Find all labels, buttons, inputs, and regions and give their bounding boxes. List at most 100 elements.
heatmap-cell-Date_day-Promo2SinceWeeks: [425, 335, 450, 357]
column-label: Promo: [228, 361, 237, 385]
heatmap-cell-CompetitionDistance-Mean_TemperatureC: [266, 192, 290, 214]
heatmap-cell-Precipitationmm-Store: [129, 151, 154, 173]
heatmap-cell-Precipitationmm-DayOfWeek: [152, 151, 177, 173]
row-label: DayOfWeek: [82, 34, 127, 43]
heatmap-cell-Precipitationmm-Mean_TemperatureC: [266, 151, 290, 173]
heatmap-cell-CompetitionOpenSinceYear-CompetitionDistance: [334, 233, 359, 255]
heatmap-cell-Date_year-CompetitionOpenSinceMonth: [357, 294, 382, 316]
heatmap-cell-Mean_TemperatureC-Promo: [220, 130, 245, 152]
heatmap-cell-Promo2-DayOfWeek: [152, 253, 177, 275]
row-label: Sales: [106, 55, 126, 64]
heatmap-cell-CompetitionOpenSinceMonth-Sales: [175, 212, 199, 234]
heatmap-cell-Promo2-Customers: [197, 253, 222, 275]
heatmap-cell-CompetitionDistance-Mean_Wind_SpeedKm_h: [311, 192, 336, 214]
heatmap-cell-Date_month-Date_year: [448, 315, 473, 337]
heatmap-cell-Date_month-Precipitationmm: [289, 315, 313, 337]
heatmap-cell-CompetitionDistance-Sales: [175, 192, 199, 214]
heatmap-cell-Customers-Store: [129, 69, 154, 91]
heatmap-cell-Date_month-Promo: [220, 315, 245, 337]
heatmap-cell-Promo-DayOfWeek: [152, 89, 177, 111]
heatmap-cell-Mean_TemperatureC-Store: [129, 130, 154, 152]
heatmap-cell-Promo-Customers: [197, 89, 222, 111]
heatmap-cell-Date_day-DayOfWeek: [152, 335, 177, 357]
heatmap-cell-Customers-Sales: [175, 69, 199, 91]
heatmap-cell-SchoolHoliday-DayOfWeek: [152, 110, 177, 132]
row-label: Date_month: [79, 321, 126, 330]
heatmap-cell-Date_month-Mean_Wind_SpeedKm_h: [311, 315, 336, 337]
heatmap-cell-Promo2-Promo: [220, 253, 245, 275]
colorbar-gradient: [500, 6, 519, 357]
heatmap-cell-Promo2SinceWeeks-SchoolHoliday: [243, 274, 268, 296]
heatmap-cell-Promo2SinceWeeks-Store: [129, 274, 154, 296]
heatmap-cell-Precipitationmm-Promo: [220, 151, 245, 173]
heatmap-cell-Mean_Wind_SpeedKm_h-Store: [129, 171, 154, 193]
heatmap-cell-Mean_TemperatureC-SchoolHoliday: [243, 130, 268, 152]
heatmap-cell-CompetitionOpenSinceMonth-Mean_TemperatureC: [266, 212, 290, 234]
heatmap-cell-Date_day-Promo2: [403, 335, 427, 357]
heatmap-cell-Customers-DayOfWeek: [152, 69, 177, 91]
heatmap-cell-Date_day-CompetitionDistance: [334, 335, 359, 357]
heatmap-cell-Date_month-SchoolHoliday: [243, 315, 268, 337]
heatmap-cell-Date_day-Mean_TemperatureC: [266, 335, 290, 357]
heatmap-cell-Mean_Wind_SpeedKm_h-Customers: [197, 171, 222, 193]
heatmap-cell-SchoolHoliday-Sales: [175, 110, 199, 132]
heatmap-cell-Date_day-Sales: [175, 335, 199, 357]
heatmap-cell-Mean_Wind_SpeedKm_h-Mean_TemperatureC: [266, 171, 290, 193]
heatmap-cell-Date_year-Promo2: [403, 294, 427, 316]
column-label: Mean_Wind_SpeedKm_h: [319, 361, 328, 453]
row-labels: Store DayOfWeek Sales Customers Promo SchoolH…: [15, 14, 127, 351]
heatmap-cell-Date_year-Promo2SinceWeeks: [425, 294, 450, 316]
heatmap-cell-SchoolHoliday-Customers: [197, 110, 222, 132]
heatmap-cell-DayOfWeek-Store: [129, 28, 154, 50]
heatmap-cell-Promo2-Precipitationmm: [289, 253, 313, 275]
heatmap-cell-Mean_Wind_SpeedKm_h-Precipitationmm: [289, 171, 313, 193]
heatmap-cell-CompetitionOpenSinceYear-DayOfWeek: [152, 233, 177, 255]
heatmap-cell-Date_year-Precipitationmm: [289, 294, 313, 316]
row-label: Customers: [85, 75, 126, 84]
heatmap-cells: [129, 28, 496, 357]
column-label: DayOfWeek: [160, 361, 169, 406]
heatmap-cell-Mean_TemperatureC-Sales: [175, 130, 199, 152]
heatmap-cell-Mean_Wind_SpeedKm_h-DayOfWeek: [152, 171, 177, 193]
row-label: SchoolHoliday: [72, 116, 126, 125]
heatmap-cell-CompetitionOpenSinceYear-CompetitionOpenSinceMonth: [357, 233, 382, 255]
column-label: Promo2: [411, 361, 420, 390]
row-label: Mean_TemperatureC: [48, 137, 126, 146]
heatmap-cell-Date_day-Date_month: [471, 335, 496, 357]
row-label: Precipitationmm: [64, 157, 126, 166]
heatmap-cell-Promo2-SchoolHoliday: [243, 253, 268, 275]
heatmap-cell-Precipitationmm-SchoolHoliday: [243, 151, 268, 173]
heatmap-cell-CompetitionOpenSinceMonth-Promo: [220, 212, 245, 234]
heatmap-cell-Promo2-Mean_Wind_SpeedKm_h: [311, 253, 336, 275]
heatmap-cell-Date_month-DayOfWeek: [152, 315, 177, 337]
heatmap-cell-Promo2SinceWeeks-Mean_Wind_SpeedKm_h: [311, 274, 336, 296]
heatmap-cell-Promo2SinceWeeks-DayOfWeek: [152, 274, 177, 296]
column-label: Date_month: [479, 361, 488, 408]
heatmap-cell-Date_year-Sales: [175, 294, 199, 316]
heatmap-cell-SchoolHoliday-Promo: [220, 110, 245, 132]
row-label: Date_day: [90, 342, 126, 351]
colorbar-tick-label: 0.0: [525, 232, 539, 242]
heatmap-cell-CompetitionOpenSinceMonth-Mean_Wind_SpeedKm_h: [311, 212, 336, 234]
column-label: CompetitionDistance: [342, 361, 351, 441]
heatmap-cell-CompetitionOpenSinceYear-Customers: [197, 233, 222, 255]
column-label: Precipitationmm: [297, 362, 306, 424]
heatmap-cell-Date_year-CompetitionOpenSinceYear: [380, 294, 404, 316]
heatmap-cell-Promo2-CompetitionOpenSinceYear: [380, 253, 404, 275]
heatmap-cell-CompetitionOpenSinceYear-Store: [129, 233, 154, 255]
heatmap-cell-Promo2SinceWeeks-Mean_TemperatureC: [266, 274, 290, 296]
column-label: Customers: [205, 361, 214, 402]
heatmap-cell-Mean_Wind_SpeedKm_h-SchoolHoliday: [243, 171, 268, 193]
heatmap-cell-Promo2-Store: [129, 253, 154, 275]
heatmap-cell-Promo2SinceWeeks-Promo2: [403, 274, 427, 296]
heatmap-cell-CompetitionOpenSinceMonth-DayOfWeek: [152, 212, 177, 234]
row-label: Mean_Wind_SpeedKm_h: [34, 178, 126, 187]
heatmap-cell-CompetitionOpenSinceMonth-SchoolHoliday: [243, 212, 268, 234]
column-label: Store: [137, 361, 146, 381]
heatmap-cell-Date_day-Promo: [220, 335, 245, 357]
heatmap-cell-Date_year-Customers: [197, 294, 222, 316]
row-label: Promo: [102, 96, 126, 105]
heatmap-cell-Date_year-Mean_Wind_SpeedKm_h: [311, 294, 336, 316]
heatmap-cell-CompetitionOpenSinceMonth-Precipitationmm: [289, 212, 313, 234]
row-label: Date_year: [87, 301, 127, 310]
****************
**WHAT YOU HAVE TO DO**
Print every line of the records above word for word, with no changes.

**EXERCISE ANSWER**
Find all labels, buttons, inputs, and regions and give their bounding boxes. List at most 100 elements.
heatmap-cell-Date_day-Promo2SinceWeeks: [425, 335, 450, 357]
column-label: Promo: [228, 361, 237, 385]
heatmap-cell-CompetitionDistance-Mean_TemperatureC: [266, 192, 290, 214]
heatmap-cell-Precipitationmm-Store: [129, 151, 154, 173]
heatmap-cell-Precipitationmm-DayOfWeek: [152, 151, 177, 173]
row-label: DayOfWeek: [82, 34, 127, 43]
heatmap-cell-Precipitationmm-Mean_TemperatureC: [266, 151, 290, 173]
heatmap-cell-CompetitionOpenSinceYear-CompetitionDistance: [334, 233, 359, 255]
heatmap-cell-Date_year-CompetitionOpenSinceMonth: [357, 294, 382, 316]
heatmap-cell-Mean_TemperatureC-Promo: [220, 130, 245, 152]
heatmap-cell-Promo2-DayOfWeek: [152, 253, 177, 275]
row-label: Sales: [106, 55, 126, 64]
heatmap-cell-CompetitionOpenSinceMonth-Sales: [175, 212, 199, 234]
heatmap-cell-Promo2-Customers: [197, 253, 222, 275]
heatmap-cell-CompetitionDistance-Mean_Wind_SpeedKm_h: [311, 192, 336, 214]
heatmap-cell-Date_month-Date_year: [448, 315, 473, 337]
heatmap-cell-Date_month-Precipitationmm: [289, 315, 313, 337]
heatmap-cell-CompetitionDistance-Sales: [175, 192, 199, 214]
heatmap-cell-Customers-Store: [129, 69, 154, 91]
heatmap-cell-Date_month-Promo: [220, 315, 245, 337]
heatmap-cell-Promo-DayOfWeek: [152, 89, 177, 111]
heatmap-cell-Mean_TemperatureC-Store: [129, 130, 154, 152]
heatmap-cell-Promo-Customers: [197, 89, 222, 111]
heatmap-cell-Date_day-DayOfWeek: [152, 335, 177, 357]
heatmap-cell-Customers-Sales: [175, 69, 199, 91]
heatmap-cell-SchoolHoliday-DayOfWeek: [152, 110, 177, 132]
row-label: Date_month: [79, 321, 126, 330]
heatmap-cell-Date_month-Mean_Wind_SpeedKm_h: [311, 315, 336, 337]
heatmap-cell-Promo2-Promo: [220, 253, 245, 275]
colorbar-gradient: [500, 6, 519, 357]
heatmap-cell-Promo2SinceWeeks-SchoolHoliday: [243, 274, 268, 296]
heatmap-cell-Promo2SinceWeeks-Store: [129, 274, 154, 296]
heatmap-cell-Precipitationmm-Promo: [220, 151, 245, 173]
heatmap-cell-Mean_Wind_SpeedKm_h-Store: [129, 171, 154, 193]
heatmap-cell-Mean_TemperatureC-SchoolHoliday: [243, 130, 268, 152]
heatmap-cell-CompetitionOpenSinceMonth-Mean_TemperatureC: [266, 212, 290, 234]
heatmap-cell-Date_day-Promo2: [403, 335, 427, 357]
heatmap-cell-Customers-DayOfWeek: [152, 69, 177, 91]
heatmap-cell-Date_day-CompetitionDistance: [334, 335, 359, 357]
heatmap-cell-Date_month-SchoolHoliday: [243, 315, 268, 337]
heatmap-cell-Date_day-Mean_TemperatureC: [266, 335, 290, 357]
heatmap-cell-Mean_Wind_SpeedKm_h-Customers: [197, 171, 222, 193]
heatmap-cell-SchoolHoliday-Sales: [175, 110, 199, 132]
heatmap-cell-Date_day-Sales: [175, 335, 199, 357]
heatmap-cell-Mean_Wind_SpeedKm_h-Mean_TemperatureC: [266, 171, 290, 193]
heatmap-cell-Date_year-Promo2: [403, 294, 427, 316]
column-label: Mean_Wind_SpeedKm_h: [319, 361, 328, 453]
row-labels: Store DayOfWeek Sales Customers Promo SchoolH…: [15, 14, 127, 351]
heatmap-cell-Date_year-Promo2SinceWeeks: [425, 294, 450, 316]
heatmap-cell-SchoolHoliday-Customers: [197, 110, 222, 132]
heatmap-cell-DayOfWeek-Store: [129, 28, 154, 50]
heatmap-cell-Promo2-Precipitationmm: [289, 253, 313, 275]
heatmap-cell-Mean_Wind_SpeedKm_h-Precipitationmm: [289, 171, 313, 193]
heatmap-cell-CompetitionOpenSinceYear-DayOfWeek: [152, 233, 177, 255]
heatmap-cell-Date_year-Precipitationmm: [289, 294, 313, 316]
row-label: Customers: [85, 75, 126, 84]
heatmap-cells: [129, 28, 496, 357]
column-label: DayOfWeek: [160, 361, 169, 406]
heatmap-cell-Mean_TemperatureC-Sales: [175, 130, 199, 152]
heatmap-cell-Mean_Wind_SpeedKm_h-DayOfWeek: [152, 171, 177, 193]
row-label: SchoolHoliday: [72, 116, 126, 125]
heatmap-cell-CompetitionOpenSinceYear-CompetitionOpenSinceMonth: [357, 233, 382, 255]
column-label: Promo2: [411, 361, 420, 390]
row-label: Mean_TemperatureC: [48, 137, 126, 146]
heatmap-cell-Date_day-Date_month: [471, 335, 496, 357]
row-label: Precipitationmm: [64, 157, 126, 166]
heatmap-cell-Promo2-SchoolHoliday: [243, 253, 268, 275]
heatmap-cell-Precipitationmm-SchoolHoliday: [243, 151, 268, 173]
heatmap-cell-CompetitionOpenSinceMonth-Promo: [220, 212, 245, 234]
heatmap-cell-Promo2-Mean_Wind_SpeedKm_h: [311, 253, 336, 275]
heatmap-cell-Date_month-DayOfWeek: [152, 315, 177, 337]
heatmap-cell-Promo2SinceWeeks-Mean_Wind_SpeedKm_h: [311, 274, 336, 296]
heatmap-cell-Promo2SinceWeeks-DayOfWeek: [152, 274, 177, 296]
column-label: Date_month: [479, 361, 488, 408]
heatmap-cell-Date_year-Sales: [175, 294, 199, 316]
heatmap-cell-SchoolHoliday-Promo: [220, 110, 245, 132]
row-label: Date_day: [90, 342, 126, 351]
colorbar-tick-label: 0.0: [525, 232, 539, 242]
heatmap-cell-CompetitionOpenSinceMonth-Mean_Wind_SpeedKm_h: [311, 212, 336, 234]
column-label: CompetitionDistance: [342, 361, 351, 441]
heatmap-cell-CompetitionOpenSinceYear-Customers: [197, 233, 222, 255]
column-label: Precipitationmm: [297, 362, 306, 424]
heatmap-cell-Date_year-CompetitionOpenSinceYear: [380, 294, 404, 316]
heatmap-cell-Promo2-CompetitionOpenSinceYear: [380, 253, 404, 275]
heatmap-cell-CompetitionOpenSinceYear-Store: [129, 233, 154, 255]
heatmap-cell-Promo2SinceWeeks-Mean_TemperatureC: [266, 274, 290, 296]
column-label: Customers: [205, 361, 214, 402]
heatmap-cell-Mean_Wind_SpeedKm_h-SchoolHoliday: [243, 171, 268, 193]
heatmap-cell-Promo2-Store: [129, 253, 154, 275]
heatmap-cell-Promo2SinceWeeks-Promo2: [403, 274, 427, 296]
heatmap-cell-CompetitionOpenSinceMonth-DayOfWeek: [152, 212, 177, 234]
row-label: Mean_Wind_SpeedKm_h: [34, 178, 126, 187]
heatmap-cell-CompetitionOpenSinceMonth-SchoolHoliday: [243, 212, 268, 234]
column-label: Store: [137, 361, 146, 381]
heatmap-cell-Date_day-Promo: [220, 335, 245, 357]
heatmap-cell-Date_year-Customers: [197, 294, 222, 316]
row-label: Promo: [102, 96, 126, 105]
heatmap-cell-Date_year-Mean_Wind_SpeedKm_h: [311, 294, 336, 316]
heatmap-cell-CompetitionOpenSinceMonth-Precipitationmm: [289, 212, 313, 234]
row-label: Date_year: [87, 301, 127, 310]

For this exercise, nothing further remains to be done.